● Requirements: Find out how many lines of the material contain the string "bandwidth" and give only that figure.
* begin Information supplied *
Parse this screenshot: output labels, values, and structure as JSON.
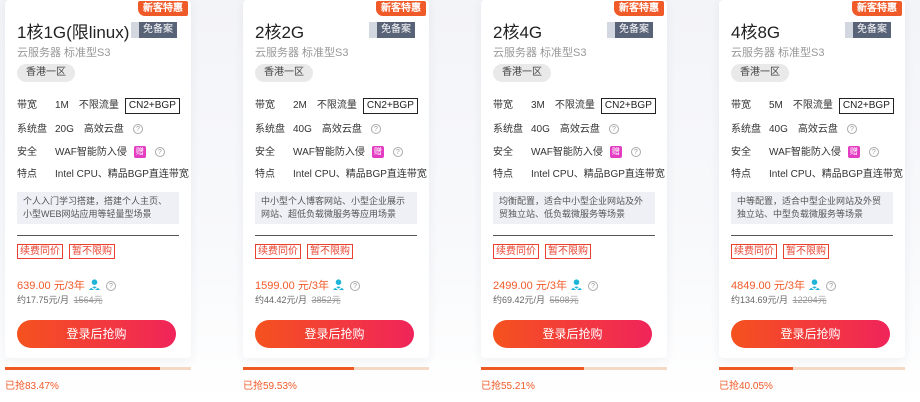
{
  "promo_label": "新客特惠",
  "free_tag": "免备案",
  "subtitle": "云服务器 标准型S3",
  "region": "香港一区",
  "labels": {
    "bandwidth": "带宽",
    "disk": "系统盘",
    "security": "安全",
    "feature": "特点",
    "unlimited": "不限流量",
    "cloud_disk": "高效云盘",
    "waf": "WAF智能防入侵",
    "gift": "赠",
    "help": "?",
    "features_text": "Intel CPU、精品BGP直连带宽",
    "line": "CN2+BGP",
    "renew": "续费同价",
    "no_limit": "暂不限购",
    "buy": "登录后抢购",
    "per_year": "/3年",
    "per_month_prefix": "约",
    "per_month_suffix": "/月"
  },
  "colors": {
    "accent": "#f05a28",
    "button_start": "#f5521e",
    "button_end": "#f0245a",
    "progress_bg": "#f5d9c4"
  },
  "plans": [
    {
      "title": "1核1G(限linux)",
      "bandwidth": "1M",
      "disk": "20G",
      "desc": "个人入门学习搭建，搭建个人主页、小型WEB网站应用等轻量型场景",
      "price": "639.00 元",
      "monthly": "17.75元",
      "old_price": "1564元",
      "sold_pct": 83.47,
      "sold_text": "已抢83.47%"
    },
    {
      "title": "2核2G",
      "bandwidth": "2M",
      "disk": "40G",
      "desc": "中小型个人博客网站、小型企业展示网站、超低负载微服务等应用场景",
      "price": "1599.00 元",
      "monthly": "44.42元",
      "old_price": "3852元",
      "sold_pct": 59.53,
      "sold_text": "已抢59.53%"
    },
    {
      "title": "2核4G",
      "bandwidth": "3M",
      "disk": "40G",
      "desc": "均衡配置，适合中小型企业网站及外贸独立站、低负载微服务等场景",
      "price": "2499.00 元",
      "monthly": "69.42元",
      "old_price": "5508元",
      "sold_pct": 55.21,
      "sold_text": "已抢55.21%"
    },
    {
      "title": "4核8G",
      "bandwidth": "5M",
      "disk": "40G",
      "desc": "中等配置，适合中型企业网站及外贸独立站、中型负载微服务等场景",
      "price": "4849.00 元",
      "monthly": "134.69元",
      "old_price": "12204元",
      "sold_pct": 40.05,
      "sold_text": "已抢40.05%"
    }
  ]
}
* end Information supplied *
* begin Information supplied *
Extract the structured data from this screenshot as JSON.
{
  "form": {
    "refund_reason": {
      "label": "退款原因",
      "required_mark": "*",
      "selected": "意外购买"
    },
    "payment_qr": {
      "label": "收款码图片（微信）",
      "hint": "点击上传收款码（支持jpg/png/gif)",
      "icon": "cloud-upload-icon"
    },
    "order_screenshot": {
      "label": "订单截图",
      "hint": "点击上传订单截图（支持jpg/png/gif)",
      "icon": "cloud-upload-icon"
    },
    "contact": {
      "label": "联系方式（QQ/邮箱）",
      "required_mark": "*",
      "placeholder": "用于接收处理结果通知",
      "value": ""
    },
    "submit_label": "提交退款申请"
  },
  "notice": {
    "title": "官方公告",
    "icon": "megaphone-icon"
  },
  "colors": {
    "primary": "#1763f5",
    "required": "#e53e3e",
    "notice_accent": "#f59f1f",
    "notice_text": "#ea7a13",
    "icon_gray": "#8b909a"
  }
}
* end Information supplied *
* begin Information supplied *
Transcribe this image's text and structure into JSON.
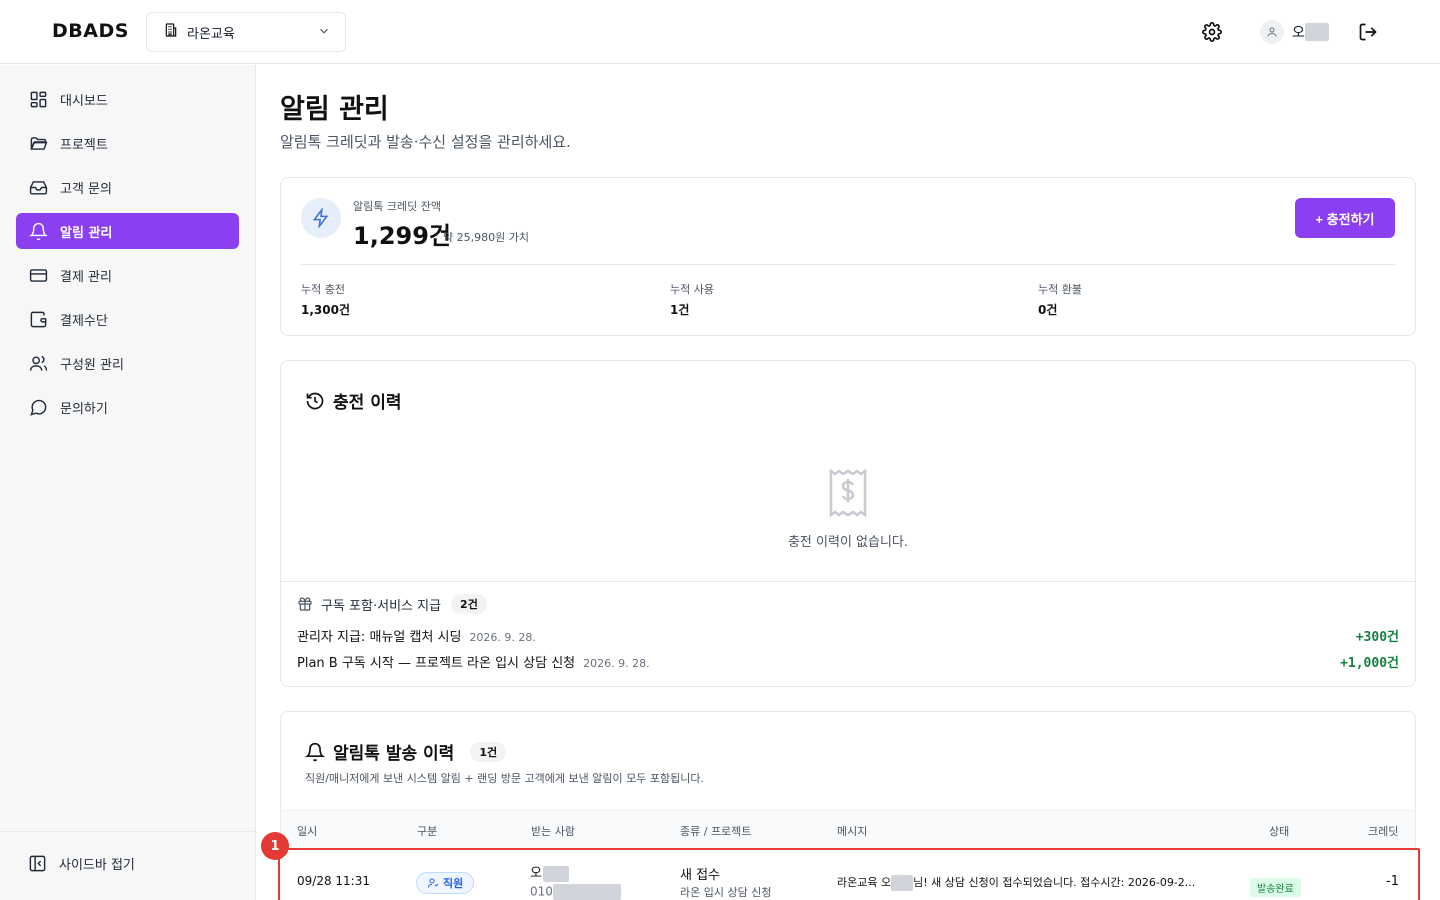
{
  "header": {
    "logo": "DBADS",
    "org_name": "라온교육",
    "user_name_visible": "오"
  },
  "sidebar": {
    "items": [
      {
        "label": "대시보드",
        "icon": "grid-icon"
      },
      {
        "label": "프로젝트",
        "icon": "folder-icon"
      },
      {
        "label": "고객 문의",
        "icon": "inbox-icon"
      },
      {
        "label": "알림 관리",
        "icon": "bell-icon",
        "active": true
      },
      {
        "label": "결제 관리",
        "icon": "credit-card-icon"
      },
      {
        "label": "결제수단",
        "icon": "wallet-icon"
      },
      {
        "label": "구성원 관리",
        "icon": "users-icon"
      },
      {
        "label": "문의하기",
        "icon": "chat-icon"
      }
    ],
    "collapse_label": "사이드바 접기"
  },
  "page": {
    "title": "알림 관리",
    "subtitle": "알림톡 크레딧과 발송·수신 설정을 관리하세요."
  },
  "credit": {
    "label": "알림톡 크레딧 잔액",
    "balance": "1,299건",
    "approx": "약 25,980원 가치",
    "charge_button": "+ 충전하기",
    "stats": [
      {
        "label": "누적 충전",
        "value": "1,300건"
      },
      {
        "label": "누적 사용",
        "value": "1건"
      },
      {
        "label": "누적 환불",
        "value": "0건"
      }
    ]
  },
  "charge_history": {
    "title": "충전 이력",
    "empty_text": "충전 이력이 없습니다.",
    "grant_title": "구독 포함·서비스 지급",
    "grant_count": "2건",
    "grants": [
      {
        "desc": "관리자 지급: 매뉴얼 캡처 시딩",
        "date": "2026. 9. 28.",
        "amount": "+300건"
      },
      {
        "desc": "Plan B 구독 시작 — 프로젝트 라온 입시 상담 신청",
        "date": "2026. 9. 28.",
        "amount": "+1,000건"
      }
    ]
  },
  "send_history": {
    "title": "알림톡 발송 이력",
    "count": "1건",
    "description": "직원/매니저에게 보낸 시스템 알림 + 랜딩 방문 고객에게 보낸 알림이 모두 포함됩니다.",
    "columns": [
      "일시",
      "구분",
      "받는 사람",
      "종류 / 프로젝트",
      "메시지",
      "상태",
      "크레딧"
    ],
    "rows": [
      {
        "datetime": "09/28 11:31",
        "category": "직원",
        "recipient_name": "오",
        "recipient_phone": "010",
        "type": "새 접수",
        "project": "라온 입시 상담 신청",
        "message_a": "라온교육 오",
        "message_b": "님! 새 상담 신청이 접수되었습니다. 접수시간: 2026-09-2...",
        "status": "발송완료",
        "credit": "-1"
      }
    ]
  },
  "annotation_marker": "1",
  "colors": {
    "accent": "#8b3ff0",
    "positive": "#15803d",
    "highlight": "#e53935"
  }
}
* end Information supplied *
● Exercise response: 5